Problem to solve: Reproduce the following material word for word.

START Listing

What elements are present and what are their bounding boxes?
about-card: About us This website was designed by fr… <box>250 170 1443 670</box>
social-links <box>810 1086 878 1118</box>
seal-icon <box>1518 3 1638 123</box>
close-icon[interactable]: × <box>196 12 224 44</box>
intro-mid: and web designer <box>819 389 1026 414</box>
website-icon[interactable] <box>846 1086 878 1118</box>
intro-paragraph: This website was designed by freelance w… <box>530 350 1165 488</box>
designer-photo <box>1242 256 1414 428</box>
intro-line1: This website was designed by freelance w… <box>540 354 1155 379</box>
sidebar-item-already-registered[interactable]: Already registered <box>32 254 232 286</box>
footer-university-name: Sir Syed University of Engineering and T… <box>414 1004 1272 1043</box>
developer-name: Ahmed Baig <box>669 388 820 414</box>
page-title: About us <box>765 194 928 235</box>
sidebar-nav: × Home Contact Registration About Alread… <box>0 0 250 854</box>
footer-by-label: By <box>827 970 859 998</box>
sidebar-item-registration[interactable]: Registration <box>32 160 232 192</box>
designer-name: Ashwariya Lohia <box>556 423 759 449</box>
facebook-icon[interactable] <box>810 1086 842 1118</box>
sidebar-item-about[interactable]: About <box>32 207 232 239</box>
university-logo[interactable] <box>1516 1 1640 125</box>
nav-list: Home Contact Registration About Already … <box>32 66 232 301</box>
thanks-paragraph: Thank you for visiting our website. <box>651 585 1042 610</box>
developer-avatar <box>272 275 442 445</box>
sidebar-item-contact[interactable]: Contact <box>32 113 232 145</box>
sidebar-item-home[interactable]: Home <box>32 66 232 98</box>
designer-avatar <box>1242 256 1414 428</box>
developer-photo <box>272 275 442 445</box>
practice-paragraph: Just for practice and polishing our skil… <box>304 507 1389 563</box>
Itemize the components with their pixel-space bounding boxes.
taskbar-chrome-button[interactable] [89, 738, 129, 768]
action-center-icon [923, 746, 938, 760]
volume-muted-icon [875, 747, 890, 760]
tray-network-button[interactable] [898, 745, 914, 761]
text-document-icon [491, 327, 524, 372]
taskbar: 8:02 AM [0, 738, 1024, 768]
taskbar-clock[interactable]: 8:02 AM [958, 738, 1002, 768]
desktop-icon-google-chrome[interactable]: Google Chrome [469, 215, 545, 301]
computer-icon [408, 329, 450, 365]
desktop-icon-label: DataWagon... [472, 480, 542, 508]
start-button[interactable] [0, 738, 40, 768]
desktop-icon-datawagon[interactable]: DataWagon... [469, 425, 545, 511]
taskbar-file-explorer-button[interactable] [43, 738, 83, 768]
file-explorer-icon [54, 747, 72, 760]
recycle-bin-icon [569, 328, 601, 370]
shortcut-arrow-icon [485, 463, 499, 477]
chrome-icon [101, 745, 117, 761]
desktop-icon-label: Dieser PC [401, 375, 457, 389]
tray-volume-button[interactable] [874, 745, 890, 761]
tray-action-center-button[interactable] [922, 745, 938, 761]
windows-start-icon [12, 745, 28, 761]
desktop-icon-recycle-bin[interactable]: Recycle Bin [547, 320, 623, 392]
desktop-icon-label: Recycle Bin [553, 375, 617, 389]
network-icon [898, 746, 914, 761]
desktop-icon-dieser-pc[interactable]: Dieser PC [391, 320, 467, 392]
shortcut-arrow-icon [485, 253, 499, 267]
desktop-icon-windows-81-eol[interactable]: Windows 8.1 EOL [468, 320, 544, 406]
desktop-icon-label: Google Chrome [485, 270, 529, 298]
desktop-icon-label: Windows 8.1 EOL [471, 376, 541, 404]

END Listing

Solution for this exercise:
What elements are present and what are their bounding boxes?
about-card: About us This website was designed by fr… <box>250 170 1443 670</box>
social-links <box>810 1086 878 1118</box>
seal-icon <box>1518 3 1638 123</box>
close-icon[interactable]: × <box>196 12 224 44</box>
intro-mid: and web designer <box>819 389 1026 414</box>
website-icon[interactable] <box>846 1086 878 1118</box>
intro-paragraph: This website was designed by freelance w… <box>530 350 1165 488</box>
designer-photo <box>1242 256 1414 428</box>
intro-line1: This website was designed by freelance w… <box>540 354 1155 379</box>
sidebar-item-already-registered[interactable]: Already registered <box>32 254 232 286</box>
footer-university-name: Sir Syed University of Engineering and T… <box>414 1004 1272 1043</box>
developer-name: Ahmed Baig <box>669 388 820 414</box>
page-title: About us <box>765 194 928 235</box>
sidebar-nav: × Home Contact Registration About Alread… <box>0 0 250 854</box>
footer-by-label: By <box>827 970 859 998</box>
sidebar-item-registration[interactable]: Registration <box>32 160 232 192</box>
designer-name: Ashwariya Lohia <box>556 423 759 449</box>
facebook-icon[interactable] <box>810 1086 842 1118</box>
sidebar-item-about[interactable]: About <box>32 207 232 239</box>
university-logo[interactable] <box>1516 1 1640 125</box>
nav-list: Home Contact Registration About Already … <box>32 66 232 301</box>
thanks-paragraph: Thank you for visiting our website. <box>651 585 1042 610</box>
developer-avatar <box>272 275 442 445</box>
sidebar-item-contact[interactable]: Contact <box>32 113 232 145</box>
sidebar-item-home[interactable]: Home <box>32 66 232 98</box>
designer-avatar <box>1242 256 1414 428</box>
developer-photo <box>272 275 442 445</box>
practice-paragraph: Just for practice and polishing our skil… <box>304 507 1389 563</box>
Itemize the components with their pixel-space bounding boxes.
taskbar-chrome-button[interactable] [89, 738, 129, 768]
action-center-icon [923, 746, 938, 760]
volume-muted-icon [875, 747, 890, 760]
tray-network-button[interactable] [898, 745, 914, 761]
text-document-icon [491, 327, 524, 372]
taskbar: 8:02 AM [0, 738, 1024, 768]
taskbar-clock[interactable]: 8:02 AM [958, 738, 1002, 768]
desktop-icon-google-chrome[interactable]: Google Chrome [469, 215, 545, 301]
computer-icon [408, 329, 450, 365]
desktop-icon-label: DataWagon... [472, 480, 542, 508]
start-button[interactable] [0, 738, 40, 768]
desktop-icon-datawagon[interactable]: DataWagon... [469, 425, 545, 511]
taskbar-file-explorer-button[interactable] [43, 738, 83, 768]
file-explorer-icon [54, 747, 72, 760]
recycle-bin-icon [569, 328, 601, 370]
shortcut-arrow-icon [485, 463, 499, 477]
chrome-icon [101, 745, 117, 761]
desktop-icon-label: Dieser PC [401, 375, 457, 389]
tray-volume-button[interactable] [874, 745, 890, 761]
tray-action-center-button[interactable] [922, 745, 938, 761]
windows-start-icon [12, 745, 28, 761]
desktop-icon-recycle-bin[interactable]: Recycle Bin [547, 320, 623, 392]
desktop-icon-label: Recycle Bin [553, 375, 617, 389]
network-icon [898, 746, 914, 761]
desktop-icon-dieser-pc[interactable]: Dieser PC [391, 320, 467, 392]
shortcut-arrow-icon [485, 253, 499, 267]
desktop-icon-windows-81-eol[interactable]: Windows 8.1 EOL [468, 320, 544, 406]
desktop-icon-label: Google Chrome [485, 270, 529, 298]
desktop-icon-label: Windows 8.1 EOL [471, 376, 541, 404]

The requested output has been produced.